What you are asked to do:
Below are some records. Say in a single number how many of their lines include the word "firefighters".

Rows:
•••

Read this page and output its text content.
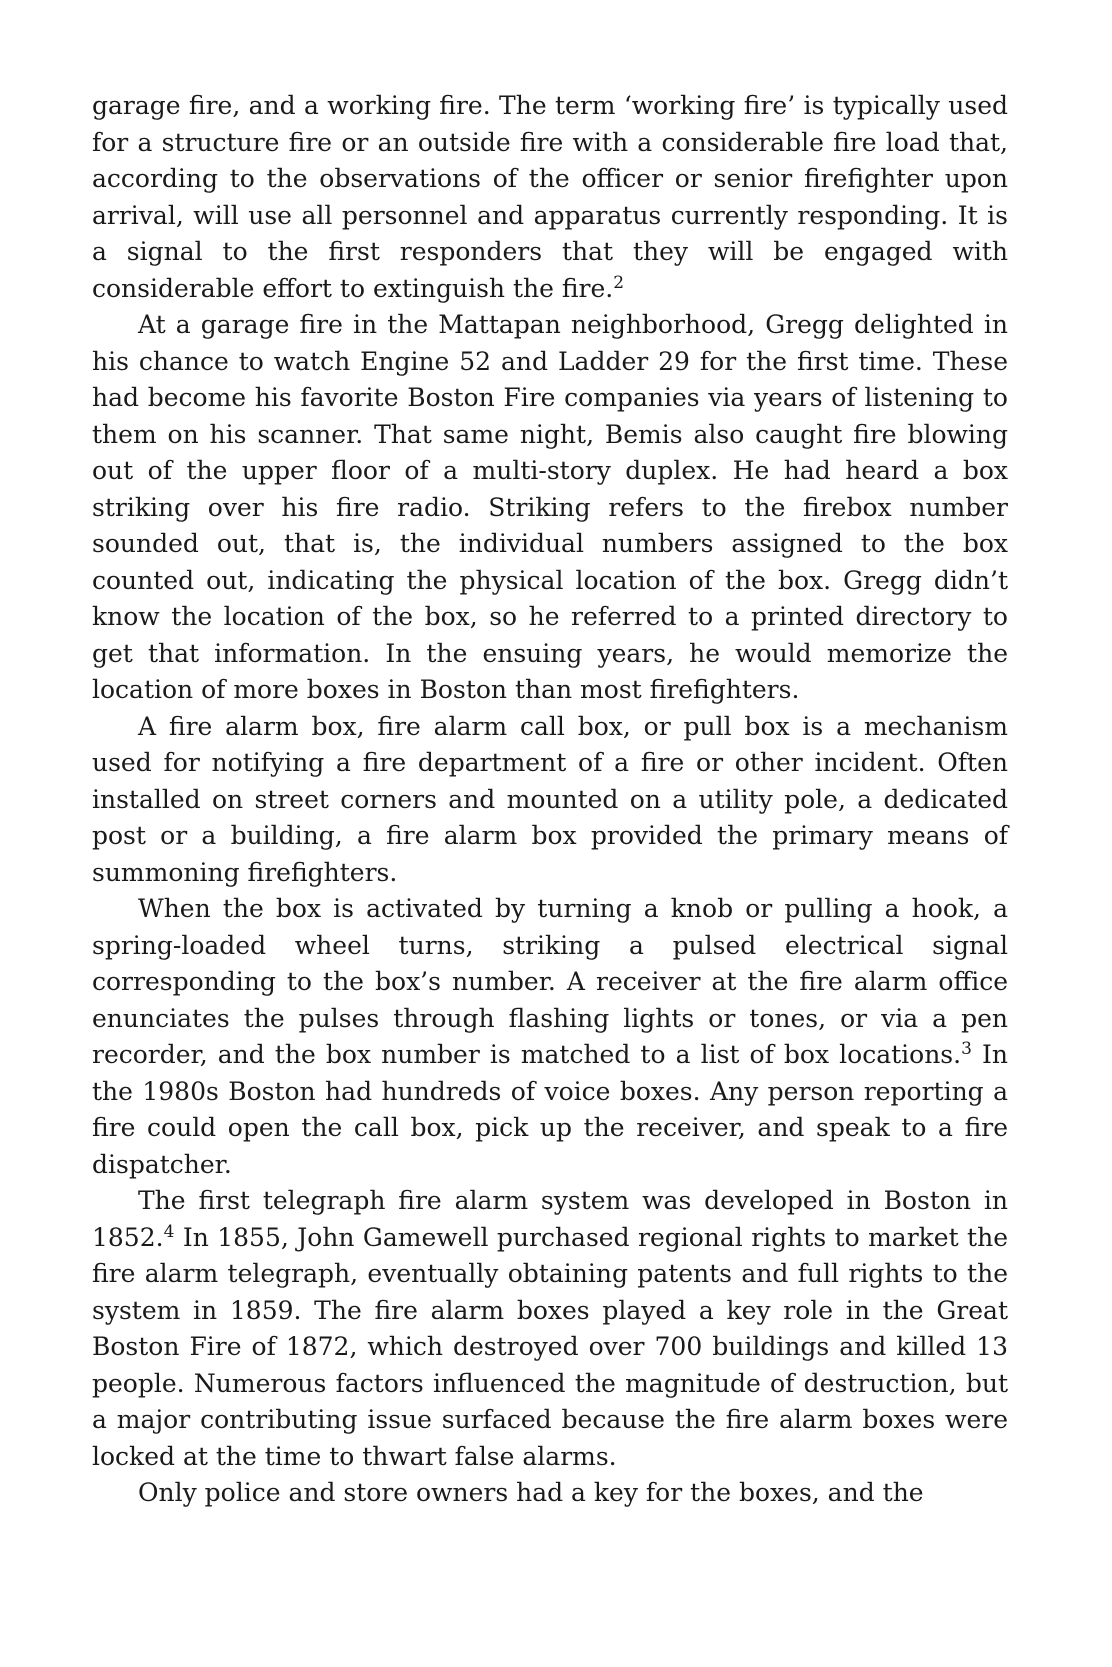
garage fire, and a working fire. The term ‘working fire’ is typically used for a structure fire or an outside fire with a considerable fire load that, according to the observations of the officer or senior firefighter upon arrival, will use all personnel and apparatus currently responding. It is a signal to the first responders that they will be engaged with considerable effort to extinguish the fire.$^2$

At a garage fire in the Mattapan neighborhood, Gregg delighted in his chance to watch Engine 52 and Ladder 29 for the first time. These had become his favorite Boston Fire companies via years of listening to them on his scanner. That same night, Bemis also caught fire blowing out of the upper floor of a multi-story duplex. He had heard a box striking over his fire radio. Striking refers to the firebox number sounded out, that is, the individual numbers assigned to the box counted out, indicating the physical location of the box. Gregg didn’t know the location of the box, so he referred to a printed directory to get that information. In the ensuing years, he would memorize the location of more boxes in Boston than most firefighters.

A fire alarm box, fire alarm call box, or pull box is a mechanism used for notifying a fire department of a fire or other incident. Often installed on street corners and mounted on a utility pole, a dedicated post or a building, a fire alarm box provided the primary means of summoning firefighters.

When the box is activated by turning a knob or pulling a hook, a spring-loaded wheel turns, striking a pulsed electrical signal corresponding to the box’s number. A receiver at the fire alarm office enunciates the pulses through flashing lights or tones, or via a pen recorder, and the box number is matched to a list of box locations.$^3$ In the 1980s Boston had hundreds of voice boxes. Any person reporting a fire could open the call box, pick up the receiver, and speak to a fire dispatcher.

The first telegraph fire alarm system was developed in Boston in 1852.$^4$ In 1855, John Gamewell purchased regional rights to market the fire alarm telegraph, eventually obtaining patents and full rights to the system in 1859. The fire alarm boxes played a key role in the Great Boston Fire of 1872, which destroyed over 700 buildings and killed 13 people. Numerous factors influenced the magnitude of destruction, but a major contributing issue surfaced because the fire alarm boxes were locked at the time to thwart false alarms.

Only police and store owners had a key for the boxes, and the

•••

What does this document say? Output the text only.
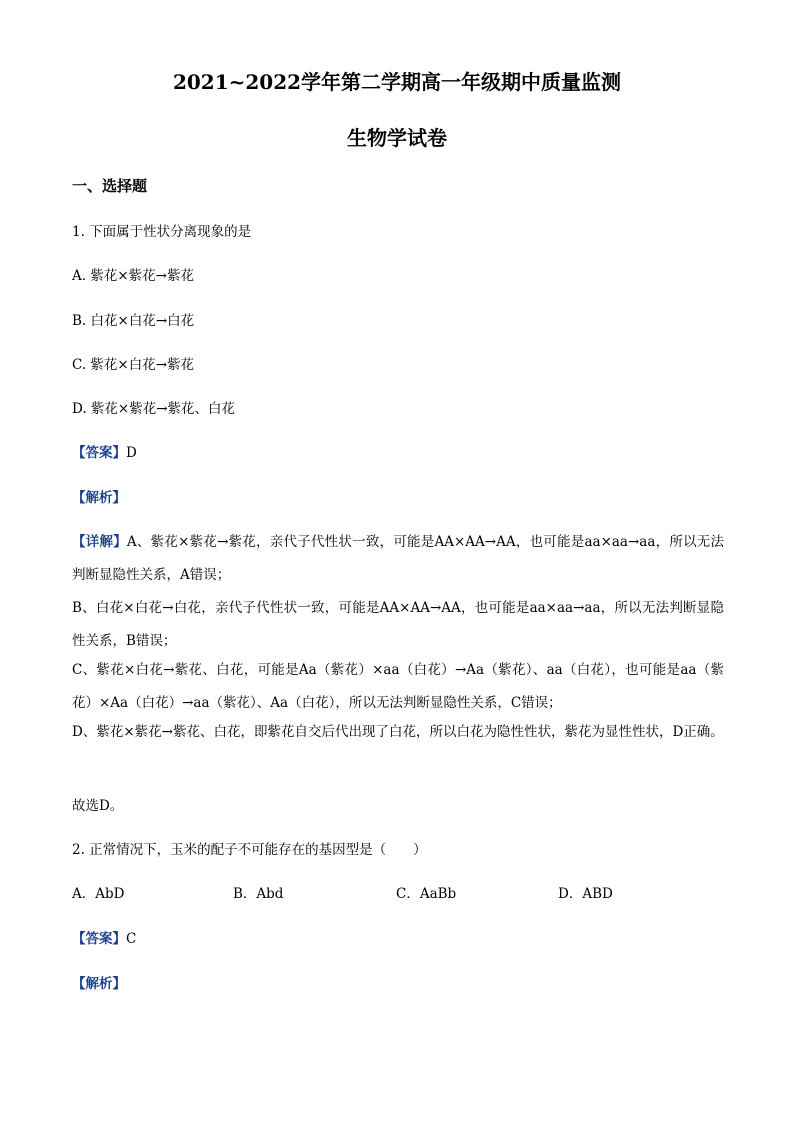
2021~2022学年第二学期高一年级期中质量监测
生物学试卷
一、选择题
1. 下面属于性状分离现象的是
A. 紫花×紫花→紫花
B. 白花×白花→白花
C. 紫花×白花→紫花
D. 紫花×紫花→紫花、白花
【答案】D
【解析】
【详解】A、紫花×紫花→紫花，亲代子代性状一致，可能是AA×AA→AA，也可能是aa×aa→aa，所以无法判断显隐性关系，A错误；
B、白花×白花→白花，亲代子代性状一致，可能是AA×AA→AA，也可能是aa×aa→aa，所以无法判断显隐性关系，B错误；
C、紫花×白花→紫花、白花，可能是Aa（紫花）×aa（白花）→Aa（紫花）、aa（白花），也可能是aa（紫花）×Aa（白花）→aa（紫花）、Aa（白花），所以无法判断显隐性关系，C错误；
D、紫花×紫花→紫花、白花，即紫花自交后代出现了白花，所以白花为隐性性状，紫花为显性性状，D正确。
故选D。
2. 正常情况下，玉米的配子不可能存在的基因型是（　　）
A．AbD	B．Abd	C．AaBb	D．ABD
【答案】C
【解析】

•••

Output:
2